→ **WHAT YOU WILL DO**: Your task is to output the entries below word for word.

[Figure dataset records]
— START —

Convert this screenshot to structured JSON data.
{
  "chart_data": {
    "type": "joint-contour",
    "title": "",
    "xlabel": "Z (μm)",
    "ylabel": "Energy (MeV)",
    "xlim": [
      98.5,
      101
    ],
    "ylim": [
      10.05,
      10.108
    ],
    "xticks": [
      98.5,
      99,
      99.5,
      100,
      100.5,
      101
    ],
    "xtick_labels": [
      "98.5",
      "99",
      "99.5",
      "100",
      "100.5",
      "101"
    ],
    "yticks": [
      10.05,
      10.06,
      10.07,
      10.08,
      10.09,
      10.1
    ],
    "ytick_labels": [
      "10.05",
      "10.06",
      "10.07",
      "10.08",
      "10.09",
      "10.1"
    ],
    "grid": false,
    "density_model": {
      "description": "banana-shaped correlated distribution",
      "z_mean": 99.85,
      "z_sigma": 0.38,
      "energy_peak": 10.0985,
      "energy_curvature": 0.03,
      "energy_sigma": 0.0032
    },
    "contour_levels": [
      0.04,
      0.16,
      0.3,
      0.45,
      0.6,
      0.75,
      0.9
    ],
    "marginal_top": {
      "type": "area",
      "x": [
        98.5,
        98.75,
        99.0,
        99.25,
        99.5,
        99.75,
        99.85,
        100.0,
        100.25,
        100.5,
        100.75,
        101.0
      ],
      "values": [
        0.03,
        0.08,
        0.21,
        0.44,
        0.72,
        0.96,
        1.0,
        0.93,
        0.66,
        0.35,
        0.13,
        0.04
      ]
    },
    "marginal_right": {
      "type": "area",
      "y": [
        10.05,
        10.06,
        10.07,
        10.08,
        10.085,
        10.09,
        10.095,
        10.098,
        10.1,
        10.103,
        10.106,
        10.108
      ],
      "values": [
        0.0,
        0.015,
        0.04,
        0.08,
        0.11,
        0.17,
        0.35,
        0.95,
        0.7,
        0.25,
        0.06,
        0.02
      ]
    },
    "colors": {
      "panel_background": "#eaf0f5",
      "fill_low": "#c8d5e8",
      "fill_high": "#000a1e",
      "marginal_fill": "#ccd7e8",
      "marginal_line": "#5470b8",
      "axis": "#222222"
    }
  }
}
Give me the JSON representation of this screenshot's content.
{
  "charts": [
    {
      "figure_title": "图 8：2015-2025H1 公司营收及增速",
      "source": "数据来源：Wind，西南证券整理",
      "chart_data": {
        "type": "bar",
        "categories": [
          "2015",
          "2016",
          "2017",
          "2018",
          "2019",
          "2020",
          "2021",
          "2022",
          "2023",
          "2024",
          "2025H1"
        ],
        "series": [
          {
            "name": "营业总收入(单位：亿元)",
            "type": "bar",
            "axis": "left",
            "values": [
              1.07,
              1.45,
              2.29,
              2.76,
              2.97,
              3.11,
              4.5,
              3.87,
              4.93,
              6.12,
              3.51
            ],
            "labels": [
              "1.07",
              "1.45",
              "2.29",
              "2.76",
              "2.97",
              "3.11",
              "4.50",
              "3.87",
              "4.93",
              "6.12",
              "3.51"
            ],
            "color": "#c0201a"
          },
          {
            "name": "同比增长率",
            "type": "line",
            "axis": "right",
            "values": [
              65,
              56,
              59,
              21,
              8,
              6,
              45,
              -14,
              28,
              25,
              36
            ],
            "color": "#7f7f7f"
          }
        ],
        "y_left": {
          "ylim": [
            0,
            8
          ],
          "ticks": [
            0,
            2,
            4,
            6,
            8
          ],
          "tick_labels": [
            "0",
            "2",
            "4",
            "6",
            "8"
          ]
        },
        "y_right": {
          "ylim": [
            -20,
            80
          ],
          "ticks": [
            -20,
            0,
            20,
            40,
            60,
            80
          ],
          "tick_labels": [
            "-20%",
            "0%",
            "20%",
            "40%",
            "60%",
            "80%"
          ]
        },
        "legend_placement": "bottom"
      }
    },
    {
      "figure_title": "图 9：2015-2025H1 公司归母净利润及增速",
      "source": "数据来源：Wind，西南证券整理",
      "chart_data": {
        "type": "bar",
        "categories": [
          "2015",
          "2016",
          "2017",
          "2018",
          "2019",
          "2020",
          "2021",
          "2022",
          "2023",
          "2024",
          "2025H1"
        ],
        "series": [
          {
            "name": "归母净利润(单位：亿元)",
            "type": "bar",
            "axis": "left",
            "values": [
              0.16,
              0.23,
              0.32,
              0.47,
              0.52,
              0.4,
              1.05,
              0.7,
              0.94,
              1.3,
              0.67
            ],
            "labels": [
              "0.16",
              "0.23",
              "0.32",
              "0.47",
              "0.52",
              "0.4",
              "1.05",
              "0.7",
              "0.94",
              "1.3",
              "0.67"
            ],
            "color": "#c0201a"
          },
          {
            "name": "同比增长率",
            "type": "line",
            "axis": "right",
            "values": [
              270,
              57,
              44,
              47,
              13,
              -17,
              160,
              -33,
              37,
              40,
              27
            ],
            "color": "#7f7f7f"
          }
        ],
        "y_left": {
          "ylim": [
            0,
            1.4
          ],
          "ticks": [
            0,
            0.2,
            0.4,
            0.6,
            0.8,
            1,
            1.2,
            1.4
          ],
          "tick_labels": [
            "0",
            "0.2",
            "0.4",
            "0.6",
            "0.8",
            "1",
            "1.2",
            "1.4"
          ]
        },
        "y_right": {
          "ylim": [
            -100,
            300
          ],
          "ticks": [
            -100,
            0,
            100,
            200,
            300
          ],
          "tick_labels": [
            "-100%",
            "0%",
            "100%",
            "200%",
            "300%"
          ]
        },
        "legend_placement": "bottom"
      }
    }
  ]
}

— END —

→ **TASK RESULT**:
Convert this screenshot to structured JSON data.
{
  "chart_data": {
    "type": "joint-contour",
    "title": "",
    "xlabel": "Z (μm)",
    "ylabel": "Energy (MeV)",
    "xlim": [
      98.5,
      101
    ],
    "ylim": [
      10.05,
      10.108
    ],
    "xticks": [
      98.5,
      99,
      99.5,
      100,
      100.5,
      101
    ],
    "xtick_labels": [
      "98.5",
      "99",
      "99.5",
      "100",
      "100.5",
      "101"
    ],
    "yticks": [
      10.05,
      10.06,
      10.07,
      10.08,
      10.09,
      10.1
    ],
    "ytick_labels": [
      "10.05",
      "10.06",
      "10.07",
      "10.08",
      "10.09",
      "10.1"
    ],
    "grid": false,
    "density_model": {
      "description": "banana-shaped correlated distribution",
      "z_mean": 99.85,
      "z_sigma": 0.38,
      "energy_peak": 10.0985,
      "energy_curvature": 0.03,
      "energy_sigma": 0.0032
    },
    "contour_levels": [
      0.04,
      0.16,
      0.3,
      0.45,
      0.6,
      0.75,
      0.9
    ],
    "marginal_top": {
      "type": "area",
      "x": [
        98.5,
        98.75,
        99.0,
        99.25,
        99.5,
        99.75,
        99.85,
        100.0,
        100.25,
        100.5,
        100.75,
        101.0
      ],
      "values": [
        0.03,
        0.08,
        0.21,
        0.44,
        0.72,
        0.96,
        1.0,
        0.93,
        0.66,
        0.35,
        0.13,
        0.04
      ]
    },
    "marginal_right": {
      "type": "area",
      "y": [
        10.05,
        10.06,
        10.07,
        10.08,
        10.085,
        10.09,
        10.095,
        10.098,
        10.1,
        10.103,
        10.106,
        10.108
      ],
      "values": [
        0.0,
        0.015,
        0.04,
        0.08,
        0.11,
        0.17,
        0.35,
        0.95,
        0.7,
        0.25,
        0.06,
        0.02
      ]
    },
    "colors": {
      "panel_background": "#eaf0f5",
      "fill_low": "#c8d5e8",
      "fill_high": "#000a1e",
      "marginal_fill": "#ccd7e8",
      "marginal_line": "#5470b8",
      "axis": "#222222"
    }
  }
}
Give me the JSON representation of this screenshot's content.
{
  "charts": [
    {
      "figure_title": "图 8：2015-2025H1 公司营收及增速",
      "source": "数据来源：Wind，西南证券整理",
      "chart_data": {
        "type": "bar",
        "categories": [
          "2015",
          "2016",
          "2017",
          "2018",
          "2019",
          "2020",
          "2021",
          "2022",
          "2023",
          "2024",
          "2025H1"
        ],
        "series": [
          {
            "name": "营业总收入(单位：亿元)",
            "type": "bar",
            "axis": "left",
            "values": [
              1.07,
              1.45,
              2.29,
              2.76,
              2.97,
              3.11,
              4.5,
              3.87,
              4.93,
              6.12,
              3.51
            ],
            "labels": [
              "1.07",
              "1.45",
              "2.29",
              "2.76",
              "2.97",
              "3.11",
              "4.50",
              "3.87",
              "4.93",
              "6.12",
              "3.51"
            ],
            "color": "#c0201a"
          },
          {
            "name": "同比增长率",
            "type": "line",
            "axis": "right",
            "values": [
              65,
              56,
              59,
              21,
              8,
              6,
              45,
              -14,
              28,
              25,
              36
            ],
            "color": "#7f7f7f"
          }
        ],
        "y_left": {
          "ylim": [
            0,
            8
          ],
          "ticks": [
            0,
            2,
            4,
            6,
            8
          ],
          "tick_labels": [
            "0",
            "2",
            "4",
            "6",
            "8"
          ]
        },
        "y_right": {
          "ylim": [
            -20,
            80
          ],
          "ticks": [
            -20,
            0,
            20,
            40,
            60,
            80
          ],
          "tick_labels": [
            "-20%",
            "0%",
            "20%",
            "40%",
            "60%",
            "80%"
          ]
        },
        "legend_placement": "bottom"
      }
    },
    {
      "figure_title": "图 9：2015-2025H1 公司归母净利润及增速",
      "source": "数据来源：Wind，西南证券整理",
      "chart_data": {
        "type": "bar",
        "categories": [
          "2015",
          "2016",
          "2017",
          "2018",
          "2019",
          "2020",
          "2021",
          "2022",
          "2023",
          "2024",
          "2025H1"
        ],
        "series": [
          {
            "name": "归母净利润(单位：亿元)",
            "type": "bar",
            "axis": "left",
            "values": [
              0.16,
              0.23,
              0.32,
              0.47,
              0.52,
              0.4,
              1.05,
              0.7,
              0.94,
              1.3,
              0.67
            ],
            "labels": [
              "0.16",
              "0.23",
              "0.32",
              "0.47",
              "0.52",
              "0.4",
              "1.05",
              "0.7",
              "0.94",
              "1.3",
              "0.67"
            ],
            "color": "#c0201a"
          },
          {
            "name": "同比增长率",
            "type": "line",
            "axis": "right",
            "values": [
              270,
              57,
              44,
              47,
              13,
              -17,
              160,
              -33,
              37,
              40,
              27
            ],
            "color": "#7f7f7f"
          }
        ],
        "y_left": {
          "ylim": [
            0,
            1.4
          ],
          "ticks": [
            0,
            0.2,
            0.4,
            0.6,
            0.8,
            1,
            1.2,
            1.4
          ],
          "tick_labels": [
            "0",
            "0.2",
            "0.4",
            "0.6",
            "0.8",
            "1",
            "1.2",
            "1.4"
          ]
        },
        "y_right": {
          "ylim": [
            -100,
            300
          ],
          "ticks": [
            -100,
            0,
            100,
            200,
            300
          ],
          "tick_labels": [
            "-100%",
            "0%",
            "100%",
            "200%",
            "300%"
          ]
        },
        "legend_placement": "bottom"
      }
    }
  ]
}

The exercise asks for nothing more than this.